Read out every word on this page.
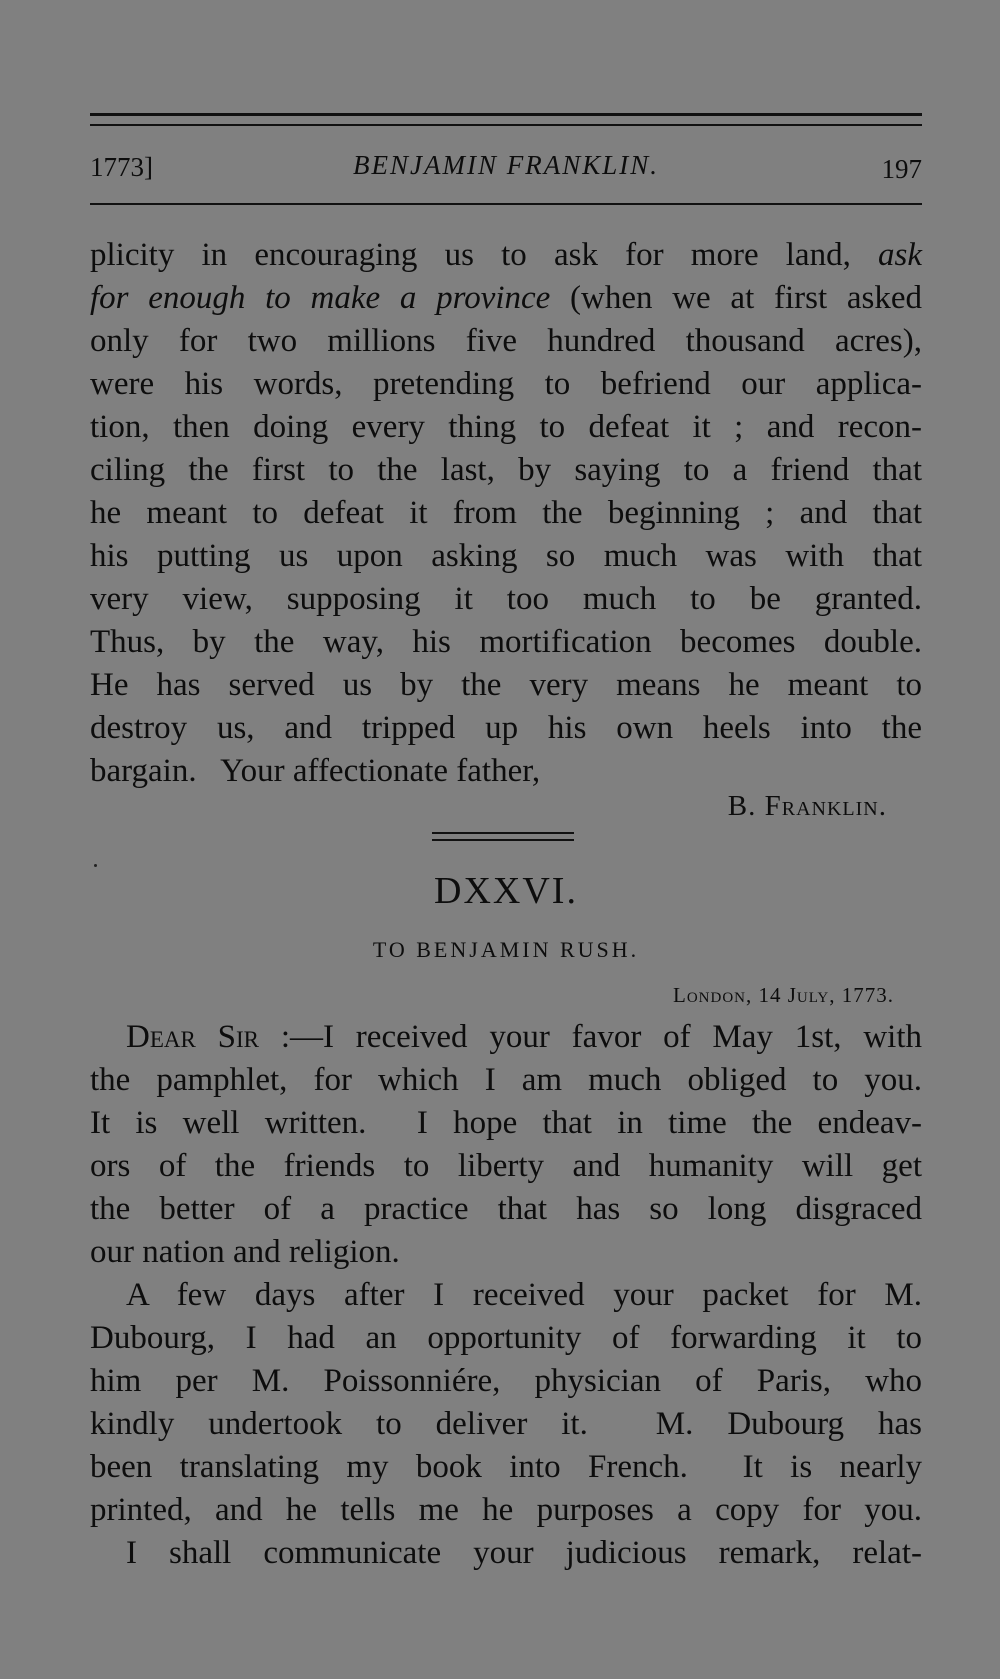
1773]	BENJAMIN FRANKLIN.	197
plicity in encouraging us to ask for more land, ask
for enough to make a province (when we at first asked
only for two millions five hundred thousand acres),
were his words, pretending to befriend our applica-
tion, then doing every thing to defeat it ; and recon-
ciling the first to the last, by saying to a friend that
he meant to defeat it from the beginning ; and that
his putting us upon asking so much was with that
very view, supposing it too much to be granted.
Thus, by the way, his mortification becomes double.
He has served us by the very means he meant to
destroy us, and tripped up his own heels into the
bargain.   Your affectionate father,
B. Franklin.
DXXVI.
TO BENJAMIN RUSH.
London, 14 July, 1773.
Dear Sir :—I received your favor of May 1st, with
the pamphlet, for which I am much obliged to you.
It is well written.  I hope that in time the endeav-
ors of the friends to liberty and humanity will get
the better of a practice that has so long disgraced
our nation and religion.
A few days after I received your packet for M.
Dubourg, I had an opportunity of forwarding it to
him per M. Poissonniére, physician of Paris, who
kindly undertook to deliver it.  M. Dubourg has
been translating my book into French.  It is nearly
printed, and he tells me he purposes a copy for you.
I shall communicate your judicious remark, relat-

━━━━━━━━

WHAT YOU WILL DO: In the material above, show every line where the word "first" turns up.

ANSWER:
for enough to make a province (when we at first asked
ciling the first to the last, by saying to a friend that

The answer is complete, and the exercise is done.